* Dataset *
-- begin --

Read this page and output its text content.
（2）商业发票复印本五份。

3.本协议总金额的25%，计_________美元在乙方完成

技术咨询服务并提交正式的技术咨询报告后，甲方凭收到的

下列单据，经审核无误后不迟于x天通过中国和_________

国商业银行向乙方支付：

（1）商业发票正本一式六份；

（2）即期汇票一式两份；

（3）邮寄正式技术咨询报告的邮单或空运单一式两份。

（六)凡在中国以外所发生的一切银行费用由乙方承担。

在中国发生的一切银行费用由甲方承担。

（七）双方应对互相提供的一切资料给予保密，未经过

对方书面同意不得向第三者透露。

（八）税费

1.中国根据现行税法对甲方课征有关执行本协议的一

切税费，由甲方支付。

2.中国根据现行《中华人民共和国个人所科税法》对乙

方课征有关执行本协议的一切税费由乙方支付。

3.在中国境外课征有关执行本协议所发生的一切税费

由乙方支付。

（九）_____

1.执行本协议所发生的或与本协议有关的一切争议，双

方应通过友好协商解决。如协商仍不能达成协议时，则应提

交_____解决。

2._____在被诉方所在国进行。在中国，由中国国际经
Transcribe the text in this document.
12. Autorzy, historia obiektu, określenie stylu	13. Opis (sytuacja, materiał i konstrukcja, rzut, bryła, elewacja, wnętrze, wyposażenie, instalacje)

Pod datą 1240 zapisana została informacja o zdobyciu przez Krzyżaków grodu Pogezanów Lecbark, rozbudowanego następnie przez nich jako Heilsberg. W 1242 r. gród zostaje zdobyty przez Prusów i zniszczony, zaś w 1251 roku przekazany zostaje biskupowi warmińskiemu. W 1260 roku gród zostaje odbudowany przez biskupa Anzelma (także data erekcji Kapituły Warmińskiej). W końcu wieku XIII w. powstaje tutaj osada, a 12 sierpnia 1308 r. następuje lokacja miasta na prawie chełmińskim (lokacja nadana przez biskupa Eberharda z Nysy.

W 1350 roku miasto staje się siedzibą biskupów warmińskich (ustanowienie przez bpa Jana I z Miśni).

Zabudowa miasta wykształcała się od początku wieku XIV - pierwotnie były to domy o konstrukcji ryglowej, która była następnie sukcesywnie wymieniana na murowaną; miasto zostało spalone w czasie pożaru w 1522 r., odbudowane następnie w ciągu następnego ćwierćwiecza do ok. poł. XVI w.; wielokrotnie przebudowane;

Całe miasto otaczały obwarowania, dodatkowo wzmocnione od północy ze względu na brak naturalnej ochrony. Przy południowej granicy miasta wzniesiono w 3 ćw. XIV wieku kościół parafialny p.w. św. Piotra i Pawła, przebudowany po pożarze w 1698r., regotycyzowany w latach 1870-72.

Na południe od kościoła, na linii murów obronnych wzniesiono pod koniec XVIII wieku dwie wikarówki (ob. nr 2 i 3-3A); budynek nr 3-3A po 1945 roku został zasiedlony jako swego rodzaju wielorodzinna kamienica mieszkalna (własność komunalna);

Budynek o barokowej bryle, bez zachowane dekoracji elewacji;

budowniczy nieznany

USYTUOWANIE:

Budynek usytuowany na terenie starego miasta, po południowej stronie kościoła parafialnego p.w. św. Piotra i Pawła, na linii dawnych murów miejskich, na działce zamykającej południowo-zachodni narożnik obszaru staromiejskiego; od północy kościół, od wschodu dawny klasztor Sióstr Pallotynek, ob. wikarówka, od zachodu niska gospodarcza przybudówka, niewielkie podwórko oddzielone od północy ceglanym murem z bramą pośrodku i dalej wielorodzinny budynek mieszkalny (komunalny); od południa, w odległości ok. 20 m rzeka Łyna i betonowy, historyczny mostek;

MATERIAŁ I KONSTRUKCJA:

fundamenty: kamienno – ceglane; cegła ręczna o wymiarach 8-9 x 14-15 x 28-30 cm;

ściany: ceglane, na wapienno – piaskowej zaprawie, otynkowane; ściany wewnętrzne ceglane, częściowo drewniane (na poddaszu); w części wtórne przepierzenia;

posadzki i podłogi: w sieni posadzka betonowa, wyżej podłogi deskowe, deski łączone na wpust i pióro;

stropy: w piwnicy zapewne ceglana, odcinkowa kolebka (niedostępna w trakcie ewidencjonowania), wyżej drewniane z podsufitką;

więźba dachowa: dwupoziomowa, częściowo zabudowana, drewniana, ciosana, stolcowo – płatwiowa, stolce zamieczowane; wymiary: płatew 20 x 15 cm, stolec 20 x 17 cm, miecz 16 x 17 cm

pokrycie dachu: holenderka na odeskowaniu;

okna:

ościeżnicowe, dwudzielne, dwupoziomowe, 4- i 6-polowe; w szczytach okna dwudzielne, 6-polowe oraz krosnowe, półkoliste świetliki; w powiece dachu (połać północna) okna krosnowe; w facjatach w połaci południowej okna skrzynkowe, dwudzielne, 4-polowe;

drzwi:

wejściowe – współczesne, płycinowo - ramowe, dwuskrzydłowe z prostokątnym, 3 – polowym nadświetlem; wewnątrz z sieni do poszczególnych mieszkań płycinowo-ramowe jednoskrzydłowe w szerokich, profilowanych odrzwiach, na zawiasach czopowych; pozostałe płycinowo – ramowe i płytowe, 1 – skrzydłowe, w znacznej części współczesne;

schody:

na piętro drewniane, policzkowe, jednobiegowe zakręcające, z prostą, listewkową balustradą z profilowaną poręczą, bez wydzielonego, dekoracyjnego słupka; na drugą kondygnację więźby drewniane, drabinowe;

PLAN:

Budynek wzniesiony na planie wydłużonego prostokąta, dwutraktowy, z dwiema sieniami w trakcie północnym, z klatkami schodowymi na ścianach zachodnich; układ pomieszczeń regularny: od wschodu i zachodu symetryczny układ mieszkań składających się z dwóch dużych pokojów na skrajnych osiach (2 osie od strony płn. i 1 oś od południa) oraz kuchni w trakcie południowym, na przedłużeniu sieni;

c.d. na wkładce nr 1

-- end --

* Task instructions *
Make an exact copy of every line in the data.

* Finished exercise *
Read this page and output its text content.
（2）商业发票复印本五份。

3.本协议总金额的25%，计_________美元在乙方完成

技术咨询服务并提交正式的技术咨询报告后，甲方凭收到的

下列单据，经审核无误后不迟于x天通过中国和_________

国商业银行向乙方支付：

（1）商业发票正本一式六份；

（2）即期汇票一式两份；

（3）邮寄正式技术咨询报告的邮单或空运单一式两份。

（六)凡在中国以外所发生的一切银行费用由乙方承担。

在中国发生的一切银行费用由甲方承担。

（七）双方应对互相提供的一切资料给予保密，未经过

对方书面同意不得向第三者透露。

（八）税费

1.中国根据现行税法对甲方课征有关执行本协议的一

切税费，由甲方支付。

2.中国根据现行《中华人民共和国个人所科税法》对乙

方课征有关执行本协议的一切税费由乙方支付。

3.在中国境外课征有关执行本协议所发生的一切税费

由乙方支付。

（九）_____

1.执行本协议所发生的或与本协议有关的一切争议，双

方应通过友好协商解决。如协商仍不能达成协议时，则应提

交_____解决。

2._____在被诉方所在国进行。在中国，由中国国际经
Transcribe the text in this document.
12. Autorzy, historia obiektu, określenie stylu	13. Opis (sytuacja, materiał i konstrukcja, rzut, bryła, elewacja, wnętrze, wyposażenie, instalacje)

Pod datą 1240 zapisana została informacja o zdobyciu przez Krzyżaków grodu Pogezanów Lecbark, rozbudowanego następnie przez nich jako Heilsberg. W 1242 r. gród zostaje zdobyty przez Prusów i zniszczony, zaś w 1251 roku przekazany zostaje biskupowi warmińskiemu. W 1260 roku gród zostaje odbudowany przez biskupa Anzelma (także data erekcji Kapituły Warmińskiej). W końcu wieku XIII w. powstaje tutaj osada, a 12 sierpnia 1308 r. następuje lokacja miasta na prawie chełmińskim (lokacja nadana przez biskupa Eberharda z Nysy.

W 1350 roku miasto staje się siedzibą biskupów warmińskich (ustanowienie przez bpa Jana I z Miśni).

Zabudowa miasta wykształcała się od początku wieku XIV - pierwotnie były to domy o konstrukcji ryglowej, która była następnie sukcesywnie wymieniana na murowaną; miasto zostało spalone w czasie pożaru w 1522 r., odbudowane następnie w ciągu następnego ćwierćwiecza do ok. poł. XVI w.; wielokrotnie przebudowane;

Całe miasto otaczały obwarowania, dodatkowo wzmocnione od północy ze względu na brak naturalnej ochrony. Przy południowej granicy miasta wzniesiono w 3 ćw. XIV wieku kościół parafialny p.w. św. Piotra i Pawła, przebudowany po pożarze w 1698r., regotycyzowany w latach 1870-72.

Na południe od kościoła, na linii murów obronnych wzniesiono pod koniec XVIII wieku dwie wikarówki (ob. nr 2 i 3-3A); budynek nr 3-3A po 1945 roku został zasiedlony jako swego rodzaju wielorodzinna kamienica mieszkalna (własność komunalna);

Budynek o barokowej bryle, bez zachowane dekoracji elewacji;

budowniczy nieznany

USYTUOWANIE:

Budynek usytuowany na terenie starego miasta, po południowej stronie kościoła parafialnego p.w. św. Piotra i Pawła, na linii dawnych murów miejskich, na działce zamykającej południowo-zachodni narożnik obszaru staromiejskiego; od północy kościół, od wschodu dawny klasztor Sióstr Pallotynek, ob. wikarówka, od zachodu niska gospodarcza przybudówka, niewielkie podwórko oddzielone od północy ceglanym murem z bramą pośrodku i dalej wielorodzinny budynek mieszkalny (komunalny); od południa, w odległości ok. 20 m rzeka Łyna i betonowy, historyczny mostek;

MATERIAŁ I KONSTRUKCJA:

fundamenty: kamienno – ceglane; cegła ręczna o wymiarach 8-9 x 14-15 x 28-30 cm;

ściany: ceglane, na wapienno – piaskowej zaprawie, otynkowane; ściany wewnętrzne ceglane, częściowo drewniane (na poddaszu); w części wtórne przepierzenia;

posadzki i podłogi: w sieni posadzka betonowa, wyżej podłogi deskowe, deski łączone na wpust i pióro;

stropy: w piwnicy zapewne ceglana, odcinkowa kolebka (niedostępna w trakcie ewidencjonowania), wyżej drewniane z podsufitką;

więźba dachowa: dwupoziomowa, częściowo zabudowana, drewniana, ciosana, stolcowo – płatwiowa, stolce zamieczowane; wymiary: płatew 20 x 15 cm, stolec 20 x 17 cm, miecz 16 x 17 cm

pokrycie dachu: holenderka na odeskowaniu;

okna:

ościeżnicowe, dwudzielne, dwupoziomowe, 4- i 6-polowe; w szczytach okna dwudzielne, 6-polowe oraz krosnowe, półkoliste świetliki; w powiece dachu (połać północna) okna krosnowe; w facjatach w połaci południowej okna skrzynkowe, dwudzielne, 4-polowe;

drzwi:

wejściowe – współczesne, płycinowo - ramowe, dwuskrzydłowe z prostokątnym, 3 – polowym nadświetlem; wewnątrz z sieni do poszczególnych mieszkań płycinowo-ramowe jednoskrzydłowe w szerokich, profilowanych odrzwiach, na zawiasach czopowych; pozostałe płycinowo – ramowe i płytowe, 1 – skrzydłowe, w znacznej części współczesne;

schody:

na piętro drewniane, policzkowe, jednobiegowe zakręcające, z prostą, listewkową balustradą z profilowaną poręczą, bez wydzielonego, dekoracyjnego słupka; na drugą kondygnację więźby drewniane, drabinowe;

PLAN:

Budynek wzniesiony na planie wydłużonego prostokąta, dwutraktowy, z dwiema sieniami w trakcie północnym, z klatkami schodowymi na ścianach zachodnich; układ pomieszczeń regularny: od wschodu i zachodu symetryczny układ mieszkań składających się z dwóch dużych pokojów na skrajnych osiach (2 osie od strony płn. i 1 oś od południa) oraz kuchni w trakcie południowym, na przedłużeniu sieni;

c.d. na wkładce nr 1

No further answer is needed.